-- Exercise instructions --
Pick out every line in the data below that holds "обработки".

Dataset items
|---|
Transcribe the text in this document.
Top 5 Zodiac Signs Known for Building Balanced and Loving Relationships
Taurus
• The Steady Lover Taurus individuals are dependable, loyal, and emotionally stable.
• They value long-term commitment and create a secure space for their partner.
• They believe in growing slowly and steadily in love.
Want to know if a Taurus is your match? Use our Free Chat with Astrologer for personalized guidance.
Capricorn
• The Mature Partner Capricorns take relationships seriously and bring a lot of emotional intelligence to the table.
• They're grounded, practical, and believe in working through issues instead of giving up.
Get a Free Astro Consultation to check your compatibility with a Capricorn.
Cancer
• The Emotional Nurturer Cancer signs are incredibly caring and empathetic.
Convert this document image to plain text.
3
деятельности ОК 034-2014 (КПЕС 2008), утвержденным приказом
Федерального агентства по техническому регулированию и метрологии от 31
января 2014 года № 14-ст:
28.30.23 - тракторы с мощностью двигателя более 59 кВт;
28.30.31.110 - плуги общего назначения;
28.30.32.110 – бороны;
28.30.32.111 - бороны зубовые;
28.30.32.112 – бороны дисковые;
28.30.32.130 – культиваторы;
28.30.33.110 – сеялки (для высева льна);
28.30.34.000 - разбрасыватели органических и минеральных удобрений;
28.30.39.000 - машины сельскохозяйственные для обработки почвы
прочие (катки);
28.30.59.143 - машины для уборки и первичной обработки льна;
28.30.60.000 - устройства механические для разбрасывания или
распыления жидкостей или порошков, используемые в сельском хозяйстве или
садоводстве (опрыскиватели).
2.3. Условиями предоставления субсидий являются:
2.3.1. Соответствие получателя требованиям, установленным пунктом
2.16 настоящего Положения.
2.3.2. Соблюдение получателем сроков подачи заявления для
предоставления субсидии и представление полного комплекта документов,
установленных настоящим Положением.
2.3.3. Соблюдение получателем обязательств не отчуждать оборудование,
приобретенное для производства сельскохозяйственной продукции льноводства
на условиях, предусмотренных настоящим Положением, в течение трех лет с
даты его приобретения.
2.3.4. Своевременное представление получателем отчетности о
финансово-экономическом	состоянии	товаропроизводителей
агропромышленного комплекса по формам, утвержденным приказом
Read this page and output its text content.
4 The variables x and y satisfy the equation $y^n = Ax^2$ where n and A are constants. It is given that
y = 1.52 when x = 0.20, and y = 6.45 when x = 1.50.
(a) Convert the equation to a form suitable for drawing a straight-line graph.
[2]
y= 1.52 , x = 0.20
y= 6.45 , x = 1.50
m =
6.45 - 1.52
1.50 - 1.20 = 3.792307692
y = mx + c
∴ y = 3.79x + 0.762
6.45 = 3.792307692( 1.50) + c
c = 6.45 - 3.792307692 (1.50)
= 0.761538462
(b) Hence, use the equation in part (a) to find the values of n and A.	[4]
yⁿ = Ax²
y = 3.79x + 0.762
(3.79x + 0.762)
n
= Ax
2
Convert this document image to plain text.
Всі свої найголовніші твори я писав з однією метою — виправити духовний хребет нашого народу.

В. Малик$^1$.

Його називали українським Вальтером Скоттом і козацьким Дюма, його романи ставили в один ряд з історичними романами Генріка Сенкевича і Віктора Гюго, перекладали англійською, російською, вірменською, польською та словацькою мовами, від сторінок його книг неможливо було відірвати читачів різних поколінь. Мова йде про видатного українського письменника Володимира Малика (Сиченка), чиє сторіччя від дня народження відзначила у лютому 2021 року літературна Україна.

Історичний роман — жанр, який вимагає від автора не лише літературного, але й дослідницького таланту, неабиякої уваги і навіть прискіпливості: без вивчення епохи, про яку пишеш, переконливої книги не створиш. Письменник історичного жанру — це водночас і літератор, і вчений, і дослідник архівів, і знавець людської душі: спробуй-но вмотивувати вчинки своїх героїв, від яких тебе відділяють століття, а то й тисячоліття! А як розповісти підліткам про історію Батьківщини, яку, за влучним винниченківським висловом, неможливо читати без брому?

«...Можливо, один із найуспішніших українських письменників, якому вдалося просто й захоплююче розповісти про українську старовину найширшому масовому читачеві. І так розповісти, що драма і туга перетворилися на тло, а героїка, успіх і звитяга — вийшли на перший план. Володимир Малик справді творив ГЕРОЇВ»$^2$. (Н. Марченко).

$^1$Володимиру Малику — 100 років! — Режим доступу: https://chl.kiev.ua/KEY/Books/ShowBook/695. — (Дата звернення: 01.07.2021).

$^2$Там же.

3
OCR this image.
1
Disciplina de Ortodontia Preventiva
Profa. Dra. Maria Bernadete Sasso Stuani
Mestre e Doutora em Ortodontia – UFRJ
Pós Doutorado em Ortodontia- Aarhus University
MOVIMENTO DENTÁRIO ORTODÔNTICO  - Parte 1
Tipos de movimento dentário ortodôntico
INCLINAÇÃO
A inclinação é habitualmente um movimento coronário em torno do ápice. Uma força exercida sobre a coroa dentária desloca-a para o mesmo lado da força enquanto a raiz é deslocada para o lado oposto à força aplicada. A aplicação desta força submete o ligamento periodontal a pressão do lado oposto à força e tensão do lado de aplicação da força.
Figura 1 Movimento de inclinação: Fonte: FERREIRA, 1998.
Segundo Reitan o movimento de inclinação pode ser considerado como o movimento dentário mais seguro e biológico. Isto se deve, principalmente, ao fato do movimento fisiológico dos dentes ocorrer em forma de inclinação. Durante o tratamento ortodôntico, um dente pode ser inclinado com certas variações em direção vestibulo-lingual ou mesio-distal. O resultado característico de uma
|---|
-- Written response --
28.30.39.000 - машины сельскохозяйственные для обработки почвы
28.30.59.143 - машины для уборки и первичной обработки льна;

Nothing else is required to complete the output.